▶ _Task inputs_:
<<<<
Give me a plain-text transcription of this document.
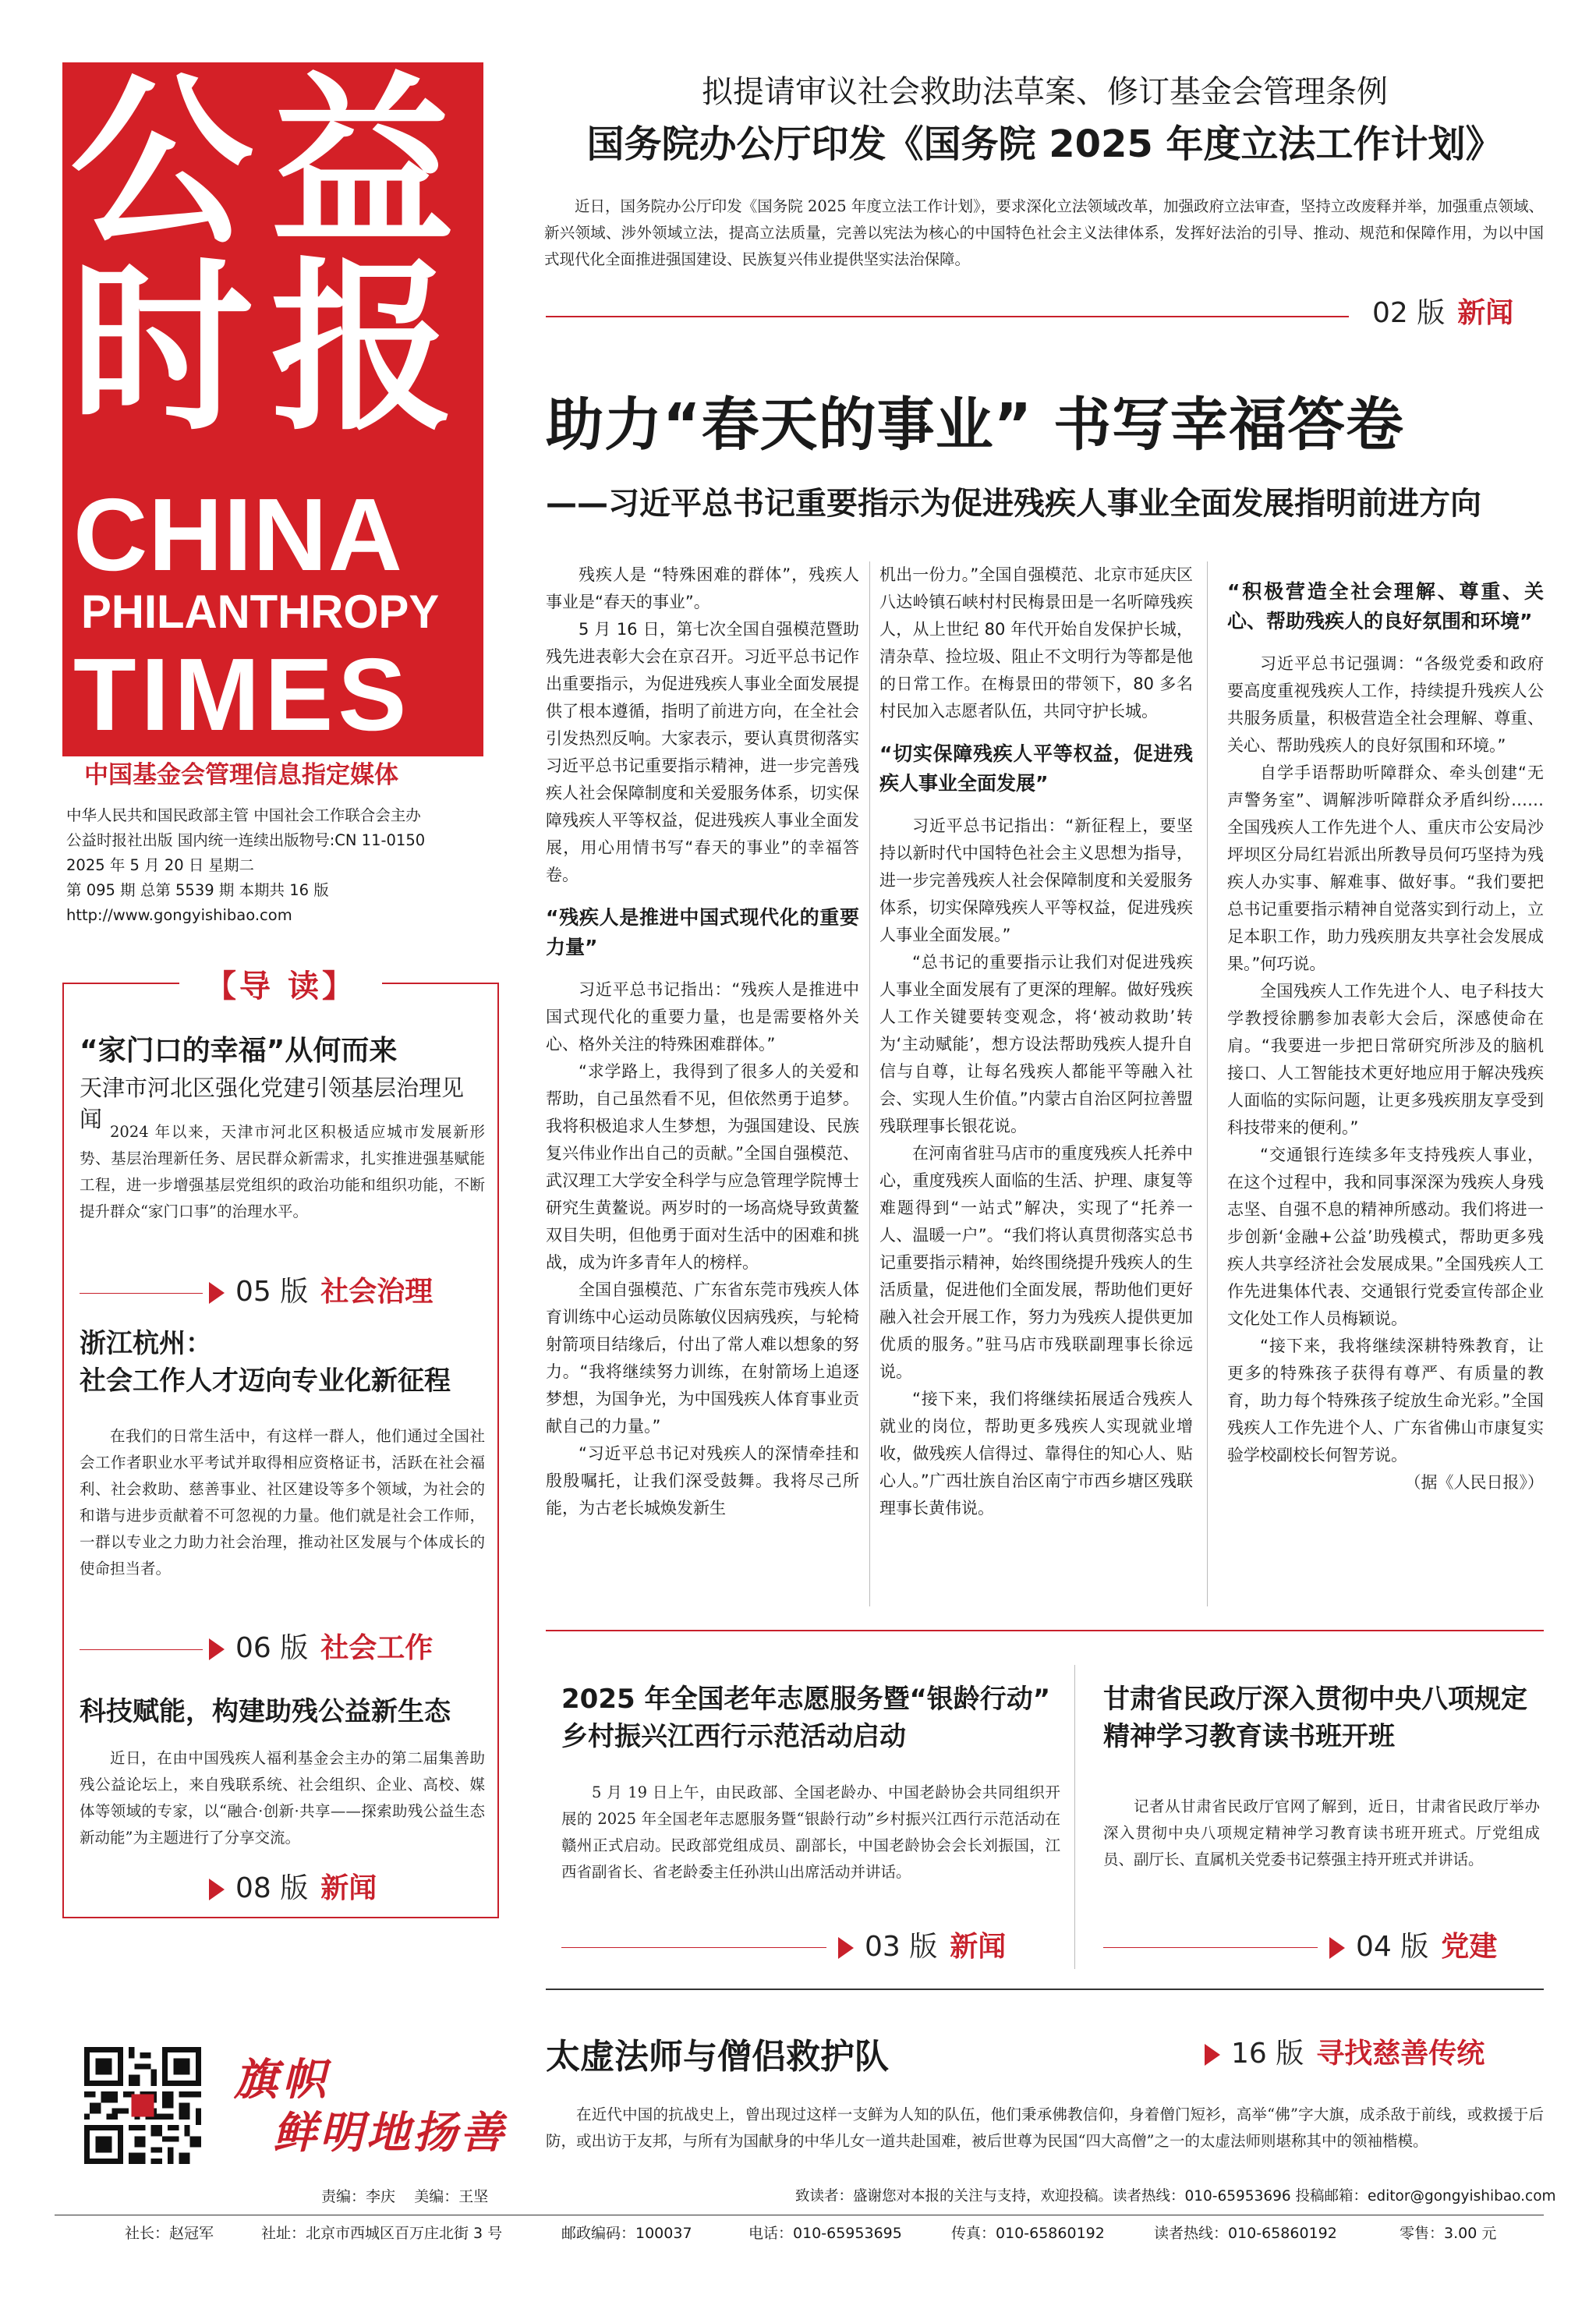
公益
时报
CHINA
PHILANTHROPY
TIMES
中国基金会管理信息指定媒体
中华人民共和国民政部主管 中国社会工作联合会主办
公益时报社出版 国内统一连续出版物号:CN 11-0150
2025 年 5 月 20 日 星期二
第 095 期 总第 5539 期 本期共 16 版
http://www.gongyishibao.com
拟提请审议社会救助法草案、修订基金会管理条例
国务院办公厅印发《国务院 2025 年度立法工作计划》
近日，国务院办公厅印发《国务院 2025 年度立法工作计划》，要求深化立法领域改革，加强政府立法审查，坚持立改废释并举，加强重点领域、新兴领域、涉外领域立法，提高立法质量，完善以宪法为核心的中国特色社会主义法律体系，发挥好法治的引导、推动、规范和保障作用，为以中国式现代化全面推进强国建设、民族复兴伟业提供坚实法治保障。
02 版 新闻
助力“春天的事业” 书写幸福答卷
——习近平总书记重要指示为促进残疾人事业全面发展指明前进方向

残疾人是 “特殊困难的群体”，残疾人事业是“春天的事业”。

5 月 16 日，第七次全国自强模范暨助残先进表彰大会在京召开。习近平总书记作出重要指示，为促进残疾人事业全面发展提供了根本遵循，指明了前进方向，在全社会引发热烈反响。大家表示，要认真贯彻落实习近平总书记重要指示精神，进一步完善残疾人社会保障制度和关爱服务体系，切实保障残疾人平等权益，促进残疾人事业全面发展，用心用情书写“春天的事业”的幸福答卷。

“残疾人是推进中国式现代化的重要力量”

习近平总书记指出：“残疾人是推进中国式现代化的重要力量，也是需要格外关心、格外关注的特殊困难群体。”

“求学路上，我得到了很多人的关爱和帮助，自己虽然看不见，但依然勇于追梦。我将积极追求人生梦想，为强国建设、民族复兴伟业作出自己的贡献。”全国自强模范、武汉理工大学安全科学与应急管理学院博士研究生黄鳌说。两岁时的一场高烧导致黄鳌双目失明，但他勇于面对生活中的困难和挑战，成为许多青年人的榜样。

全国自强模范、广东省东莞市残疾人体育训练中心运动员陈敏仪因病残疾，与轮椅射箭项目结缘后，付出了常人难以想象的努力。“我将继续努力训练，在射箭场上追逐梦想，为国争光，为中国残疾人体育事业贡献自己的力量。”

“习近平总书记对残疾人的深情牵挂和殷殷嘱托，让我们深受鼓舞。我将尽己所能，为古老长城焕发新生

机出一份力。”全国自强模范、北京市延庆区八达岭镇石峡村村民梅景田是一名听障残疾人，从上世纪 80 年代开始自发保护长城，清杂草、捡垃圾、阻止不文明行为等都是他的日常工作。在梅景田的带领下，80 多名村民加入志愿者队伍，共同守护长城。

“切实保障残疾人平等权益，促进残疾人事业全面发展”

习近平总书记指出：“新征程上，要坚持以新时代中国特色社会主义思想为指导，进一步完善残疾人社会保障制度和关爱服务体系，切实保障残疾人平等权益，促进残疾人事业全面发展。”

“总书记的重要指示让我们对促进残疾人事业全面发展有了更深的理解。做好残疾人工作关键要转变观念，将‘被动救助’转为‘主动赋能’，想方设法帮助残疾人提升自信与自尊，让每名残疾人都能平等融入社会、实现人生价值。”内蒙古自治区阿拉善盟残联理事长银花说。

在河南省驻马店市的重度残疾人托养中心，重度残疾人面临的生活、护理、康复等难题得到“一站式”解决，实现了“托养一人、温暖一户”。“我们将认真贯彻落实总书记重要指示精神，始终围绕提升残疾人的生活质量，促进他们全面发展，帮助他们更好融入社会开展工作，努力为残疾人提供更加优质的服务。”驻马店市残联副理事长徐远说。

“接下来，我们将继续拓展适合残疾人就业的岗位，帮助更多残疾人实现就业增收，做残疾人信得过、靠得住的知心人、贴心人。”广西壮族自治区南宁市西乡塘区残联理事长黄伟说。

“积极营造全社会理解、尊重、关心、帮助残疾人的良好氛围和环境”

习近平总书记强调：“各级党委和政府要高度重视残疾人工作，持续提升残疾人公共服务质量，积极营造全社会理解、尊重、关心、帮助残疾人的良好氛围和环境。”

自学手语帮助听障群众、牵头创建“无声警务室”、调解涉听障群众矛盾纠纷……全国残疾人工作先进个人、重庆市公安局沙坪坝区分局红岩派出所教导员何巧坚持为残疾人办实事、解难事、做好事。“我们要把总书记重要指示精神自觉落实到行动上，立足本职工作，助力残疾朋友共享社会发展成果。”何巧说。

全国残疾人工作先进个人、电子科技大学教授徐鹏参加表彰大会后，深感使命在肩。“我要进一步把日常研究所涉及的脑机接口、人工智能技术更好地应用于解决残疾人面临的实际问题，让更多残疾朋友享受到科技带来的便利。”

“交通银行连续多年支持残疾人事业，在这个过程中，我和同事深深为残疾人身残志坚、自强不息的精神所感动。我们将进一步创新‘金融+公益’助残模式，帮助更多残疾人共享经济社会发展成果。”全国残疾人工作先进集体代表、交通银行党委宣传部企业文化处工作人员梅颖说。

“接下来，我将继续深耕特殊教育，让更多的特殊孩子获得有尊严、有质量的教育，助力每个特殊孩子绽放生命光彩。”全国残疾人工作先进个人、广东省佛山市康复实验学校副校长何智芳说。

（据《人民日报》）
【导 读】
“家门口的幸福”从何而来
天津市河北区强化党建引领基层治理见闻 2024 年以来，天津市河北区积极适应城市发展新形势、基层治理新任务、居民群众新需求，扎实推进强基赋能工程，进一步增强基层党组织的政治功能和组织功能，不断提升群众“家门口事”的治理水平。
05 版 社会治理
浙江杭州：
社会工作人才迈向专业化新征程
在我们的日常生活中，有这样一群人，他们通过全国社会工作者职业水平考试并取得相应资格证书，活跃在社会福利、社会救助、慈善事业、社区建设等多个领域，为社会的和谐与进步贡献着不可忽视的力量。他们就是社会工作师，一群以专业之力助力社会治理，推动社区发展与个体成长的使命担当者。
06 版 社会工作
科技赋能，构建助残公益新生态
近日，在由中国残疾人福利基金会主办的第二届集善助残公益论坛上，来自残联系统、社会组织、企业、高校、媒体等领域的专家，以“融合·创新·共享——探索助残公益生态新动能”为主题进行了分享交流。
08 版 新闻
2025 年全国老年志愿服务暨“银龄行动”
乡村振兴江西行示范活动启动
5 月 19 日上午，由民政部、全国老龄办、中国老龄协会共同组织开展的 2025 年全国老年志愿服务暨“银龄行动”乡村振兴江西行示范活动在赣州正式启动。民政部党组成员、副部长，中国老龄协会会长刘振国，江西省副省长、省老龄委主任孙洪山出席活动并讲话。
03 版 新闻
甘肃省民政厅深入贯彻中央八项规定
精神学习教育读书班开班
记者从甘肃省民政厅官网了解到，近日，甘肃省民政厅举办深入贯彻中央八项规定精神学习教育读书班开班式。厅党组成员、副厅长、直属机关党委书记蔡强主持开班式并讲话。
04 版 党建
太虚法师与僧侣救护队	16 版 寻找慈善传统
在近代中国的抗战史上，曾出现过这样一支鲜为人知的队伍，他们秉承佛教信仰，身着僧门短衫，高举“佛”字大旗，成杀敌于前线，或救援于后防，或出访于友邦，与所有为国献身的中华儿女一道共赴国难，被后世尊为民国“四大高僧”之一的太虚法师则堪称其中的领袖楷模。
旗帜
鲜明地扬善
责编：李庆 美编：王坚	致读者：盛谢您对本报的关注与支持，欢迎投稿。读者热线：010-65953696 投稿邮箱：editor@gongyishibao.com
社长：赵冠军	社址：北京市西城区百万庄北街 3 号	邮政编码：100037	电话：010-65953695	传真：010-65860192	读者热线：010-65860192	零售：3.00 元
>>>>
▶ _Requirement_: Identify which lines contain the word "读者热线" and copy each one.

▶ _Final answer_:
责编：李庆 美编：王坚	致读者：盛谢您对本报的关注与支持，欢迎投稿。读者热线：010-65953696 投稿邮箱：editor@gongyishibao.com
社长：赵冠军	社址：北京市西城区百万庄北街 3 号	邮政编码：100037	电话：010-65953695	传真：010-65860192	读者热线：010-65860192	零售：3.00 元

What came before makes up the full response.